Can you copy out the data exactly? Leave the images out.

### WORKING DATA
=======

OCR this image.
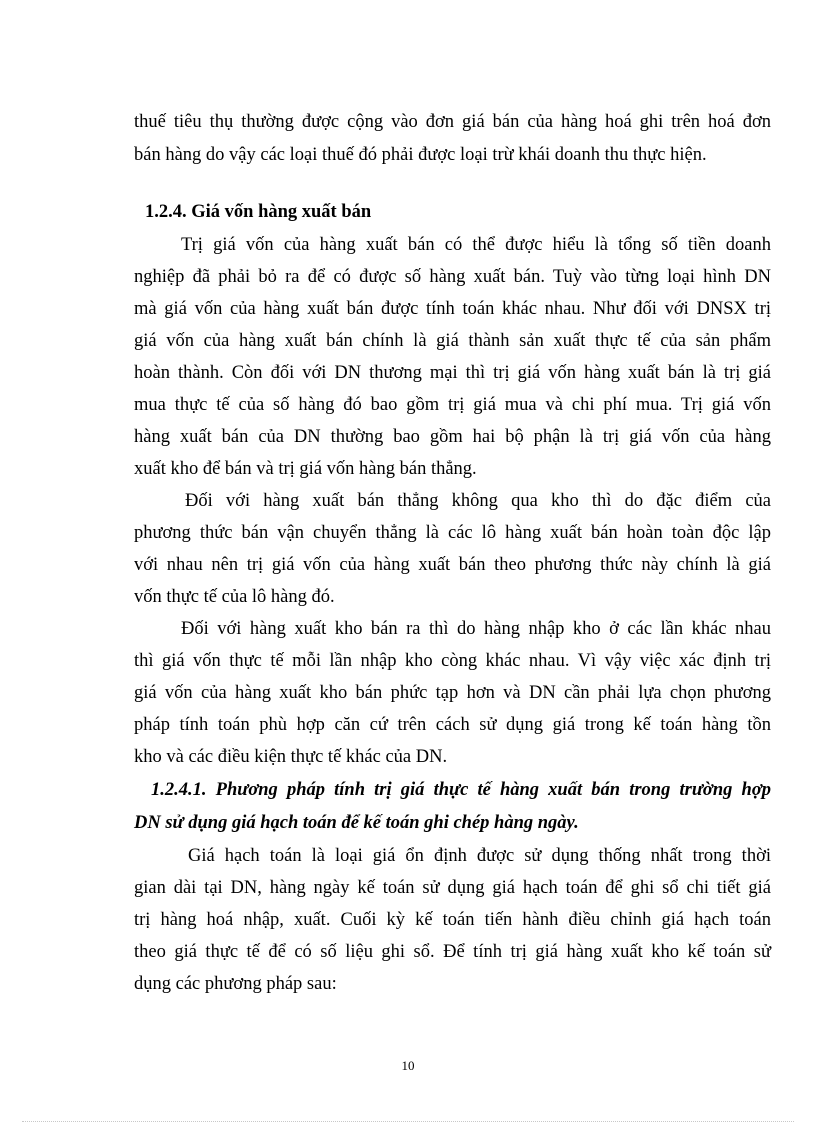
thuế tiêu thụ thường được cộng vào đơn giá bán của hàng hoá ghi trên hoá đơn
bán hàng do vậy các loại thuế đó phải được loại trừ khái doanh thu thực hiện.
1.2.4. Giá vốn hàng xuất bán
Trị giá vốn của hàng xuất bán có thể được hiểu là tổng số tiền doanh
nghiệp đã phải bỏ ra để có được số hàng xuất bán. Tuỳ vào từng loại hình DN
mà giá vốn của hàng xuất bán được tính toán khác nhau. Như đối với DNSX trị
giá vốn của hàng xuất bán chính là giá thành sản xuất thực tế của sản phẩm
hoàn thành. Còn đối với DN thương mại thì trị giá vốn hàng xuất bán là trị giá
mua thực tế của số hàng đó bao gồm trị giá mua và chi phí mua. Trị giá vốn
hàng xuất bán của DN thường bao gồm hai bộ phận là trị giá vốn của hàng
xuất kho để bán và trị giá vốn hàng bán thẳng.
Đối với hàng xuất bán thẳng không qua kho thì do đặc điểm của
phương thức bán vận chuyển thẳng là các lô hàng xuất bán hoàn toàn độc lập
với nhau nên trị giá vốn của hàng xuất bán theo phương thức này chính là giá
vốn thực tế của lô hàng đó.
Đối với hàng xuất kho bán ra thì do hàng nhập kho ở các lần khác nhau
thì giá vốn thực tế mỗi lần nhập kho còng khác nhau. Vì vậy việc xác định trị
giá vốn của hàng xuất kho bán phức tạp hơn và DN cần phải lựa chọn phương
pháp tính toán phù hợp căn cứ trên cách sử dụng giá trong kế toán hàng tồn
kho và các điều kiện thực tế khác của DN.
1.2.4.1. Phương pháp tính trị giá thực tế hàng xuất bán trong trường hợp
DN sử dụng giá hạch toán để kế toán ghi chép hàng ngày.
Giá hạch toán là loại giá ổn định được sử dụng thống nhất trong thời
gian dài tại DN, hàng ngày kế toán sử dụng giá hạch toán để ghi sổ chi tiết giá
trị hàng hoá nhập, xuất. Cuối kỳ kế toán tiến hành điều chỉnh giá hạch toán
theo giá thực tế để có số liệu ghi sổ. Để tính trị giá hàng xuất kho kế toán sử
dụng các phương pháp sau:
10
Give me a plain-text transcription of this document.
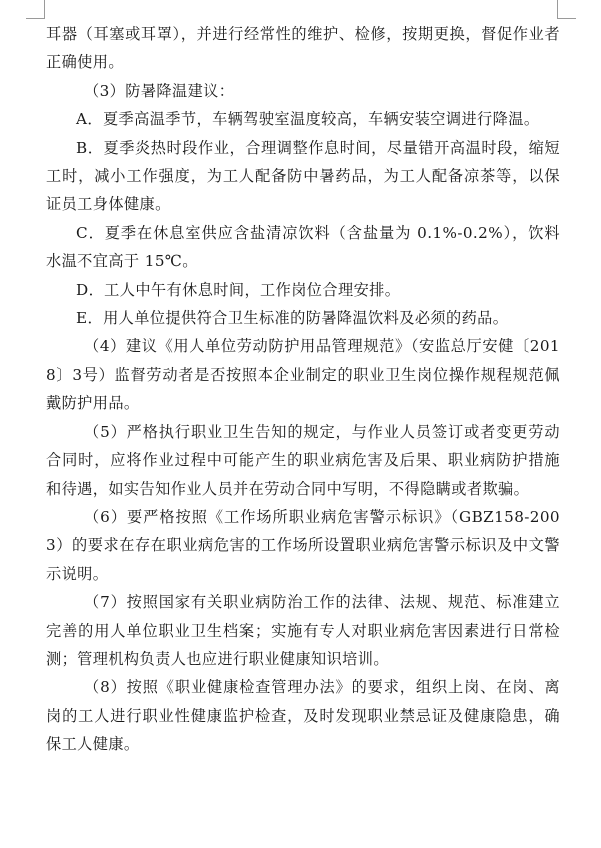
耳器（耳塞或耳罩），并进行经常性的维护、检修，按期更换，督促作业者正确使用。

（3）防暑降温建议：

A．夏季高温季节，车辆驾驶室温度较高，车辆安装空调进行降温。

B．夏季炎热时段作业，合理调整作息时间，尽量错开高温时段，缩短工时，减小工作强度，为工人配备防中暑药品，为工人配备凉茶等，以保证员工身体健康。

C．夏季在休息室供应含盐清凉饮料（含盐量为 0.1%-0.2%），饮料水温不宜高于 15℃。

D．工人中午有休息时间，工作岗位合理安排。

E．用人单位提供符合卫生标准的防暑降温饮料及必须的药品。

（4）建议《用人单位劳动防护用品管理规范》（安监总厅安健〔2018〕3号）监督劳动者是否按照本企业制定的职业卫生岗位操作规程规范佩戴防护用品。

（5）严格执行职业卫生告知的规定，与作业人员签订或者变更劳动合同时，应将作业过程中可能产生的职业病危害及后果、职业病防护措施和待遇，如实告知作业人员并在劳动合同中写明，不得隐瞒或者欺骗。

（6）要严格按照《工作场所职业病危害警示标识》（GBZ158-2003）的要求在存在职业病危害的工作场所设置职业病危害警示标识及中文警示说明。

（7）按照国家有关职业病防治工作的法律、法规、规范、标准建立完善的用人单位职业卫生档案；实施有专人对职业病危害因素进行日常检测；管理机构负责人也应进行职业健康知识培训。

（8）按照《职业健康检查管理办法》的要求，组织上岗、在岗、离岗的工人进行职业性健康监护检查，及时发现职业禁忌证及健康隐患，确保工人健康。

=======

### EXERCISE ANSWER
OCR this image.
thuế tiêu thụ thường được cộng vào đơn giá bán của hàng hoá ghi trên hoá đơn
bán hàng do vậy các loại thuế đó phải được loại trừ khái doanh thu thực hiện.
1.2.4. Giá vốn hàng xuất bán
Trị giá vốn của hàng xuất bán có thể được hiểu là tổng số tiền doanh
nghiệp đã phải bỏ ra để có được số hàng xuất bán. Tuỳ vào từng loại hình DN
mà giá vốn của hàng xuất bán được tính toán khác nhau. Như đối với DNSX trị
giá vốn của hàng xuất bán chính là giá thành sản xuất thực tế của sản phẩm
hoàn thành. Còn đối với DN thương mại thì trị giá vốn hàng xuất bán là trị giá
mua thực tế của số hàng đó bao gồm trị giá mua và chi phí mua. Trị giá vốn
hàng xuất bán của DN thường bao gồm hai bộ phận là trị giá vốn của hàng
xuất kho để bán và trị giá vốn hàng bán thẳng.
Đối với hàng xuất bán thẳng không qua kho thì do đặc điểm của
phương thức bán vận chuyển thẳng là các lô hàng xuất bán hoàn toàn độc lập
với nhau nên trị giá vốn của hàng xuất bán theo phương thức này chính là giá
vốn thực tế của lô hàng đó.
Đối với hàng xuất kho bán ra thì do hàng nhập kho ở các lần khác nhau
thì giá vốn thực tế mỗi lần nhập kho còng khác nhau. Vì vậy việc xác định trị
giá vốn của hàng xuất kho bán phức tạp hơn và DN cần phải lựa chọn phương
pháp tính toán phù hợp căn cứ trên cách sử dụng giá trong kế toán hàng tồn
kho và các điều kiện thực tế khác của DN.
1.2.4.1. Phương pháp tính trị giá thực tế hàng xuất bán trong trường hợp
DN sử dụng giá hạch toán để kế toán ghi chép hàng ngày.
Giá hạch toán là loại giá ổn định được sử dụng thống nhất trong thời
gian dài tại DN, hàng ngày kế toán sử dụng giá hạch toán để ghi sổ chi tiết giá
trị hàng hoá nhập, xuất. Cuối kỳ kế toán tiến hành điều chỉnh giá hạch toán
theo giá thực tế để có số liệu ghi sổ. Để tính trị giá hàng xuất kho kế toán sử
dụng các phương pháp sau:
10
Give me a plain-text transcription of this document.
耳器（耳塞或耳罩），并进行经常性的维护、检修，按期更换，督促作业者正确使用。

（3）防暑降温建议：

A．夏季高温季节，车辆驾驶室温度较高，车辆安装空调进行降温。

B．夏季炎热时段作业，合理调整作息时间，尽量错开高温时段，缩短工时，减小工作强度，为工人配备防中暑药品，为工人配备凉茶等，以保证员工身体健康。

C．夏季在休息室供应含盐清凉饮料（含盐量为 0.1%-0.2%），饮料水温不宜高于 15℃。

D．工人中午有休息时间，工作岗位合理安排。

E．用人单位提供符合卫生标准的防暑降温饮料及必须的药品。

（4）建议《用人单位劳动防护用品管理规范》（安监总厅安健〔2018〕3号）监督劳动者是否按照本企业制定的职业卫生岗位操作规程规范佩戴防护用品。

（5）严格执行职业卫生告知的规定，与作业人员签订或者变更劳动合同时，应将作业过程中可能产生的职业病危害及后果、职业病防护措施和待遇，如实告知作业人员并在劳动合同中写明，不得隐瞒或者欺骗。

（6）要严格按照《工作场所职业病危害警示标识》（GBZ158-2003）的要求在存在职业病危害的工作场所设置职业病危害警示标识及中文警示说明。

（7）按照国家有关职业病防治工作的法律、法规、规范、标准建立完善的用人单位职业卫生档案；实施有专人对职业病危害因素进行日常检测；管理机构负责人也应进行职业健康知识培训。

（8）按照《职业健康检查管理办法》的要求，组织上岗、在岗、离岗的工人进行职业性健康监护检查，及时发现职业禁忌证及健康隐患，确保工人健康。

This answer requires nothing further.